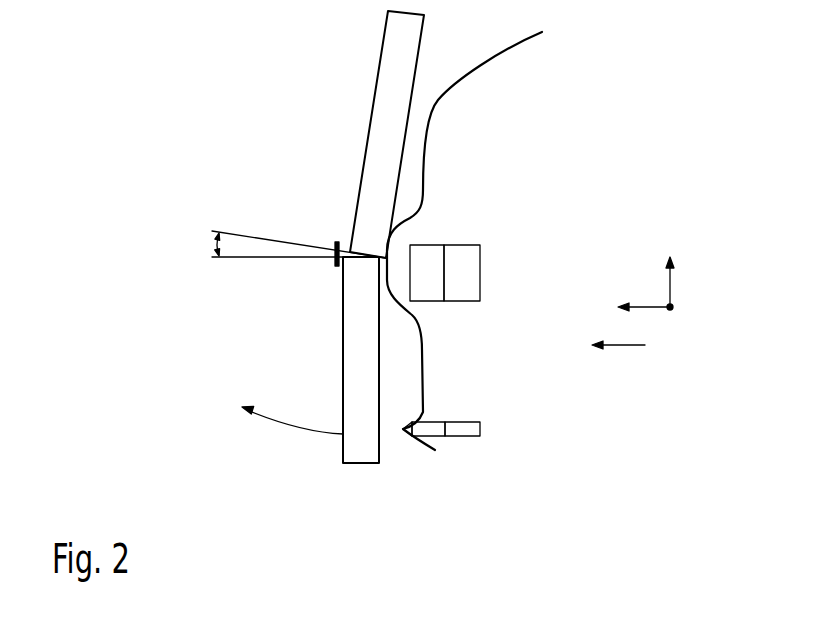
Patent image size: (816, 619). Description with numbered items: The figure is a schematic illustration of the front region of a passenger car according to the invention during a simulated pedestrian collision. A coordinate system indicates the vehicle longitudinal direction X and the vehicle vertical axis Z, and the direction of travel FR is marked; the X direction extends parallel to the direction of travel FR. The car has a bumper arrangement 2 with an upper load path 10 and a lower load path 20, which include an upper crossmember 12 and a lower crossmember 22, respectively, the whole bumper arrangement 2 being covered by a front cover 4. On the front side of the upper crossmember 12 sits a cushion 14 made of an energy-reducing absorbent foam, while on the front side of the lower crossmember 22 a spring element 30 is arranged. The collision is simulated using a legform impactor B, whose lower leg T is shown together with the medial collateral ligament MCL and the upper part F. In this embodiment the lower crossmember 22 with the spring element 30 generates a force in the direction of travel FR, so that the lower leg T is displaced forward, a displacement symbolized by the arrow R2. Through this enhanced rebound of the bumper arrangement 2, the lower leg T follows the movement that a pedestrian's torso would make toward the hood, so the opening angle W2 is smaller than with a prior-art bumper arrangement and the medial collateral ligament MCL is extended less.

The bumper arrangement 2 is at (480, 497).
The front cover 4 is at (423, 453).
The upper load path 10 is at (504, 241).
The upper crossmember 12 is at (470, 245).
The cushion 14 is at (433, 245).
The lower load path 20 is at (494, 427).
The lower crossmember 22 is at (468, 430).
The spring element 30 is at (433, 428).
The front flap F is at (377, 80).
The lower leg T is at (343, 355).
The medial collateral ligament MCL is at (336, 241).
The opening angle W2 is at (216, 244).
The arrow R2 is at (300, 421).
The legform impactor B is at (298, 458).
The vehicle vertical axis Z is at (670, 265).
The vehicle longitudinal direction X is at (637, 308).
The direction of travel FR is at (632, 346).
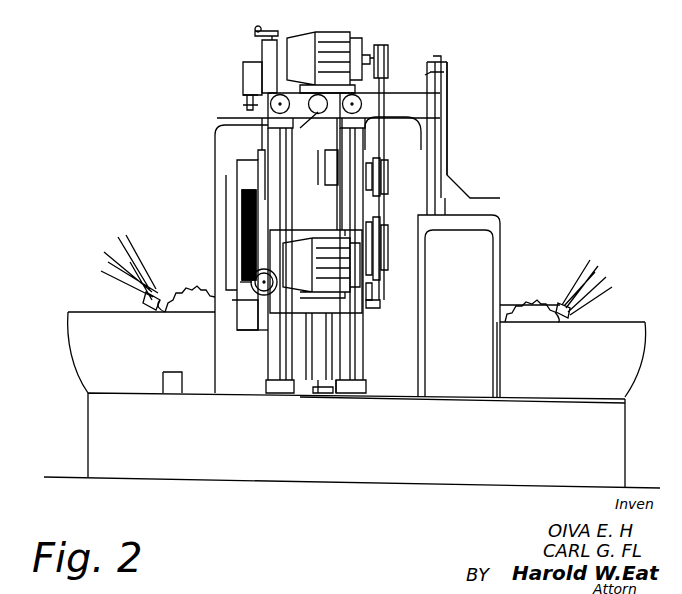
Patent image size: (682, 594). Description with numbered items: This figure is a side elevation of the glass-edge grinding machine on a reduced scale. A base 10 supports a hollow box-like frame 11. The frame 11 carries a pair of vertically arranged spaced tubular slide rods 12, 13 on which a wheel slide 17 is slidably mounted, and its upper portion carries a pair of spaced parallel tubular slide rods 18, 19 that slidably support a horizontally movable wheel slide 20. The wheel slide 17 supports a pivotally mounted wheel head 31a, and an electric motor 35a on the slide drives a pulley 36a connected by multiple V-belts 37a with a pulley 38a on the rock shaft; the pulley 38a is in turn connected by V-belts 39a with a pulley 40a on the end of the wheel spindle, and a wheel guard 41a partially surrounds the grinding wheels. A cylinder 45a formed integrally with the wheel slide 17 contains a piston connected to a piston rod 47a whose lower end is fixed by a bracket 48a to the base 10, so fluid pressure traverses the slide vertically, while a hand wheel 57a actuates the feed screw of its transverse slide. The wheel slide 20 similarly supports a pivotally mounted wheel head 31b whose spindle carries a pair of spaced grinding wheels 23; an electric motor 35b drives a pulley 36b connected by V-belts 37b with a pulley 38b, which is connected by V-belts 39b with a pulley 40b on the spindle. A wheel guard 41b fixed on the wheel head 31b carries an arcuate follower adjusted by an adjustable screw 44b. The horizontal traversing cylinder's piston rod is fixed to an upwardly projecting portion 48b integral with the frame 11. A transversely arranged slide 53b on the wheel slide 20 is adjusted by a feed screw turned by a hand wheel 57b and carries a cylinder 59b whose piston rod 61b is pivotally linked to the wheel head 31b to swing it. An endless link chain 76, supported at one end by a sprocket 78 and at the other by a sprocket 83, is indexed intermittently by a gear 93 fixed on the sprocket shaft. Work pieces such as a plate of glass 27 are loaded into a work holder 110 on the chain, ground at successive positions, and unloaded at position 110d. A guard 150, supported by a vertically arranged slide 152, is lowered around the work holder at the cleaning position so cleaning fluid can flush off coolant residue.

The base 10 is at (88, 430).
The hollow box-like frame 11 is at (222, 205).
The tubular slide rod 12 is at (282, 140).
The tubular slide rod 13 is at (335, 143).
The wheel slide 17 is at (283, 302).
The tubular slide rod 18 is at (283, 100).
The tubular slide rod 19 is at (356, 103).
The wheel slide 20 is at (328, 118).
The grinding wheels 23 is at (248, 228).
The workpiece 27 is at (250, 251).
The wheel head 31a is at (306, 218).
The wheel head 31b is at (262, 163).
The electric motor 35a is at (333, 278).
The electric motor 35b is at (332, 42).
The pulley 36a is at (381, 262).
The pulley 36b is at (400, 49).
The V-belts 37a is at (450, 267).
The V-belts 37b is at (386, 82).
The pulley 38a is at (381, 235).
The pulley 38b is at (381, 165).
The V-belts 39a is at (375, 288).
The V-belts 39b is at (373, 180).
The pulley 40a is at (378, 305).
The pulley 40b is at (373, 200).
The wheel guard 41a is at (248, 316).
The wheel guard 41b is at (258, 178).
The adjustable screw 44b is at (240, 190).
The cylinder 45a is at (318, 340).
The piston rod 47a is at (340, 390).
The bracket 48a is at (318, 395).
The upwardly projecting portion 48b is at (322, 110).
The transversely arranged slide 53b is at (262, 40).
The hand wheel 57a is at (250, 279).
The hand wheel 57b is at (270, 38).
The cylinder 59b is at (243, 72).
The piston rod 61b is at (246, 100).
The endless link chain 76 is at (165, 280).
The sprocket 78 is at (176, 284).
The sprocket 83 is at (527, 305).
The gear 93 is at (545, 306).
The work holder 110 is at (130, 306).
The work holder position 110d is at (587, 317).
The guard 150 is at (458, 203).
The vertically arranged slide 152 is at (447, 110).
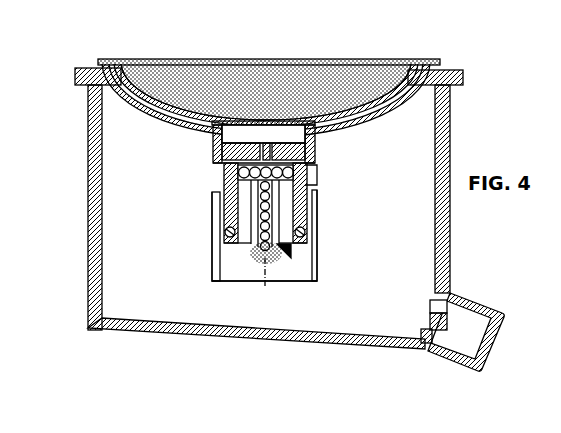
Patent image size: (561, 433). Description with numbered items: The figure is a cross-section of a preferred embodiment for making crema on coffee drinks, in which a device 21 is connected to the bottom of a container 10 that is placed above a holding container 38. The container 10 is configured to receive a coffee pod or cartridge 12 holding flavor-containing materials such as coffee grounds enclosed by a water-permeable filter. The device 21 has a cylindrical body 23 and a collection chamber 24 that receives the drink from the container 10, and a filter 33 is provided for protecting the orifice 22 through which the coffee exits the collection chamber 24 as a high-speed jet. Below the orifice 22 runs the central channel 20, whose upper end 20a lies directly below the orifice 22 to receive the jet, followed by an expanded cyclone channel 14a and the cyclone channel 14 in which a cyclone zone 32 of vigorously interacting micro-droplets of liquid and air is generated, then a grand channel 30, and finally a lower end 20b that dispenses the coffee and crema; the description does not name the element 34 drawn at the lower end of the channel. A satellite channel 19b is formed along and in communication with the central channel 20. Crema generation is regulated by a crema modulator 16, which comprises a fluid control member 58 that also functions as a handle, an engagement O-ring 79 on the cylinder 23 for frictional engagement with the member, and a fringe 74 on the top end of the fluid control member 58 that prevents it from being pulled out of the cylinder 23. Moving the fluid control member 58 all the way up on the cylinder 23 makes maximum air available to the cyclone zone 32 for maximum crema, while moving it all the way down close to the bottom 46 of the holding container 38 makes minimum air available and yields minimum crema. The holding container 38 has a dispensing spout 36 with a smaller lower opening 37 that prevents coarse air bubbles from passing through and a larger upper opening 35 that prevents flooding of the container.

The container 10 is at (252, 208).
The coffee pod or cartridge 12 is at (163, 55).
The cyclone channel 14 is at (315, 218).
The expanded cyclone channel 14a is at (317, 173).
The crema modulator 16 is at (210, 241).
The satellite channel 19b is at (213, 208).
The central channel 20 is at (266, 252).
The upper end 20a is at (318, 162).
The lower end 20b is at (283, 282).
The device 21 is at (157, 270).
The orifice 22 is at (217, 161).
The cylindrical body 23 is at (222, 182).
The collection chamber 24 is at (283, 137).
The grand channel 30 is at (212, 262).
The cyclone zone 32 is at (318, 180).
The filter 33 is at (213, 133).
The shaft end 34 is at (257, 258).
The larger upper opening 35 is at (435, 305).
The dispensing spout 36 is at (478, 320).
The smaller lower opening 37 is at (421, 332).
The holding container 38 is at (82, 218).
The bottom 46 is at (258, 325).
The fluid control member 58 is at (210, 272).
The fringe 74 is at (316, 196).
The engagement O-ring 79 is at (313, 236).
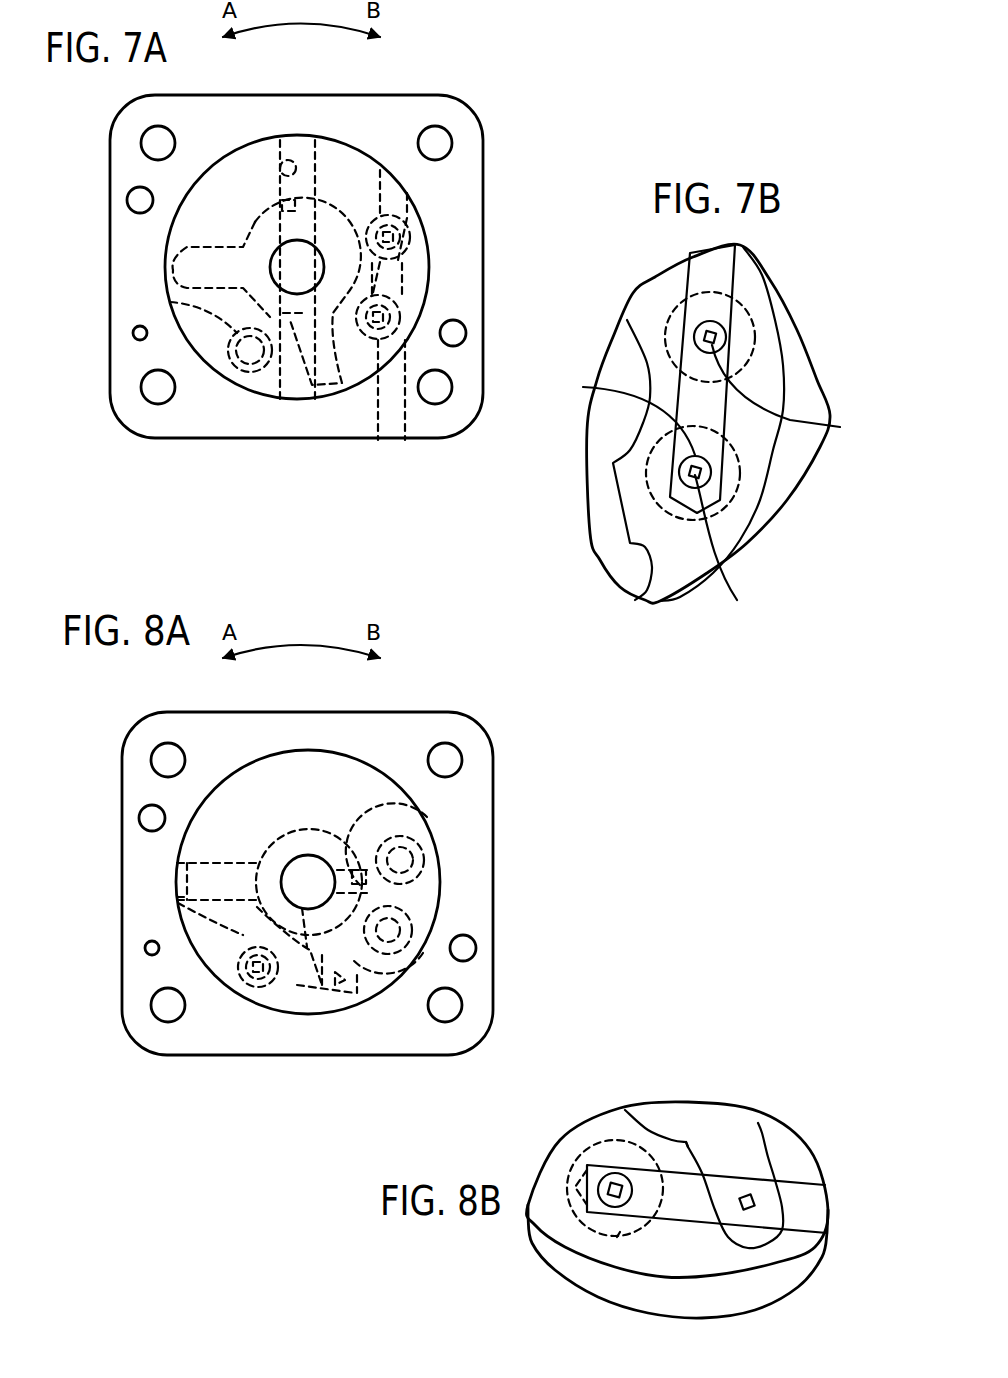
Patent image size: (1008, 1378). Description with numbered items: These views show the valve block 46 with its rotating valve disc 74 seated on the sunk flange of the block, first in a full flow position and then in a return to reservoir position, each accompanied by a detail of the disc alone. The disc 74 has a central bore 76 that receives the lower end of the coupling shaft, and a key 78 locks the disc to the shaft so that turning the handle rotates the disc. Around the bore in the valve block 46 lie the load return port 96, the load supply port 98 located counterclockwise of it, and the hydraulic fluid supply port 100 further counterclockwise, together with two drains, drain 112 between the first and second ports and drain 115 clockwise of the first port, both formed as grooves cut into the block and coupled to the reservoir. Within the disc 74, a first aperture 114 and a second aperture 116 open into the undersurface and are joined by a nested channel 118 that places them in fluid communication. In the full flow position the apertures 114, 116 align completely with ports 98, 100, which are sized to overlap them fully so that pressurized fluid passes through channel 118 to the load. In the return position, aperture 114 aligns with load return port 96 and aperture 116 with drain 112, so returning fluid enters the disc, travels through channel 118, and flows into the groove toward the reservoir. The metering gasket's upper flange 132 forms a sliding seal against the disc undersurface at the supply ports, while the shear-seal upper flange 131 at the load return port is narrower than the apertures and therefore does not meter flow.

In FIG. 7A, the valve block 46 is at (372, 88).
In FIG. 8A, the valve block 46 is at (318, 706).
In FIG. 7A, the disc 74 is at (341, 131).
In FIG. 7B, the disc 74 is at (790, 380).
In FIG. 8A, the disc 74 is at (372, 755).
In FIG. 8B, the disc 74 is at (677, 1286).
In FIG. 7A, the central bore 76 is at (277, 250).
In FIG. 8A, the central bore 76 is at (308, 855).
In FIG. 7A, the key 78 is at (268, 147).
In FIG. 8A, the key 78 is at (188, 863).
In FIG. 7A, the first port 96 is at (245, 373).
In FIG. 8A, the first port 96 is at (240, 958).
In FIG. 8B, the first port 96 is at (606, 1167).
In FIG. 7A, the second port 98 is at (407, 347).
In FIG. 7B, the second port 98 is at (583, 387).
In FIG. 8A, the second port 98 is at (440, 913).
In FIG. 7A, the third port 100 is at (387, 293).
In FIG. 7B, the third port 100 is at (683, 301).
In FIG. 8A, the third port 100 is at (437, 848).
In FIG. 7A, the drain 112 is at (360, 393).
In FIG. 7B, the drain 112 is at (650, 555).
In FIG. 8A, the drain 112 is at (322, 985).
In FIG. 8B, the drain 112 is at (750, 1248).
In FIG. 7A, the first aperture 114 is at (405, 440).
In FIG. 7B, the first aperture 114 is at (737, 600).
In FIG. 8A, the first aperture 114 is at (252, 988).
In FIG. 8B, the first aperture 114 is at (750, 1195).
In FIG. 7A, the drain 115 is at (177, 272).
In FIG. 8A, the drain 115 is at (177, 870).
In FIG. 7A, the second aperture 116 is at (417, 248).
In FIG. 7B, the second aperture 116 is at (840, 427).
In FIG. 8A, the second aperture 116 is at (357, 985).
In FIG. 8B, the second aperture 116 is at (632, 1183).
In FIG. 7A, the nested channel 118 is at (423, 288).
In FIG. 7B, the nested channel 118 is at (727, 420).
In FIG. 8A, the nested channel 118 is at (312, 985).
In FIG. 8B, the nested channel 118 is at (690, 1152).
In FIG. 7A, the upper flange 131 is at (170, 302).
In FIG. 8A, the upper flange 131 is at (177, 897).
In FIG. 8B, the upper flange 131 is at (617, 1237).
In FIG. 7A, the upper flange 132 is at (420, 220).
In FIG. 7B, the upper flange 132 is at (720, 288).
In FIG. 8A, the upper flange 132 is at (427, 817).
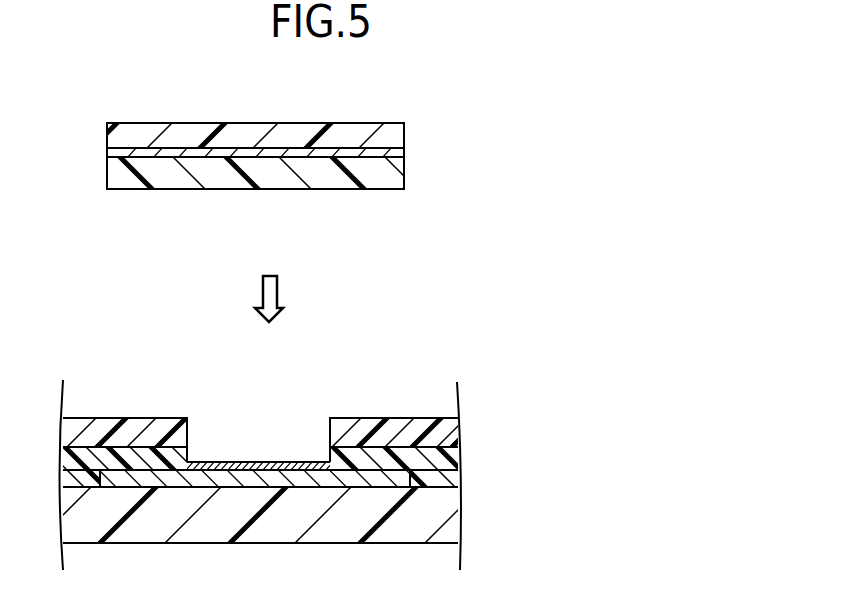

**BRIEF**: Select every line of the material above that contains the word "coffee", matching case exactly.

**TASK RESULT**:
Patent image size: (561, 433). Description with numbered items: The figure is a cross-section of a preferred embodiment for making crema on coffee drinks, in which a device 21 is connected to the bottom of a container 10 that is placed above a holding container 38. The container 10 is configured to receive a coffee pod or cartridge 12 holding flavor-containing materials such as coffee grounds enclosed by a water-permeable filter. The device 21 has a cylindrical body 23 and a collection chamber 24 that receives the drink from the container 10, and a filter 33 is provided for protecting the orifice 22 through which the coffee exits the collection chamber 24 as a high-speed jet. Below the orifice 22 runs the central channel 20, whose upper end 20a lies directly below the orifice 22 to receive the jet, followed by an expanded cyclone channel 14a and the cyclone channel 14 in which a cyclone zone 32 of vigorously interacting micro-droplets of liquid and air is generated, then a grand channel 30, and finally a lower end 20b that dispenses the coffee and crema; the description does not name the element 34 drawn at the lower end of the channel. A satellite channel 19b is formed along and in communication with the central channel 20. Crema generation is regulated by a crema modulator 16, which comprises a fluid control member 58 that also functions as a handle, an engagement O-ring 79 on the cylinder 23 for frictional engagement with the member, and a fringe 74 on the top end of the fluid control member 58 that prevents it from being pulled out of the cylinder 23. Moving the fluid control member 58 all the way up on the cylinder 23 makes maximum air available to the cyclone zone 32 for maximum crema, while moving it all the way down close to the bottom 46 of the holding container 38 makes minimum air available and yields minimum crema. The holding container 38 has a dispensing spout 36 with a smaller lower opening 37 that prevents coarse air bubbles from passing through and a larger upper opening 35 that prevents flooding of the container.
The coffee pod or cartridge 12 is at (163, 55).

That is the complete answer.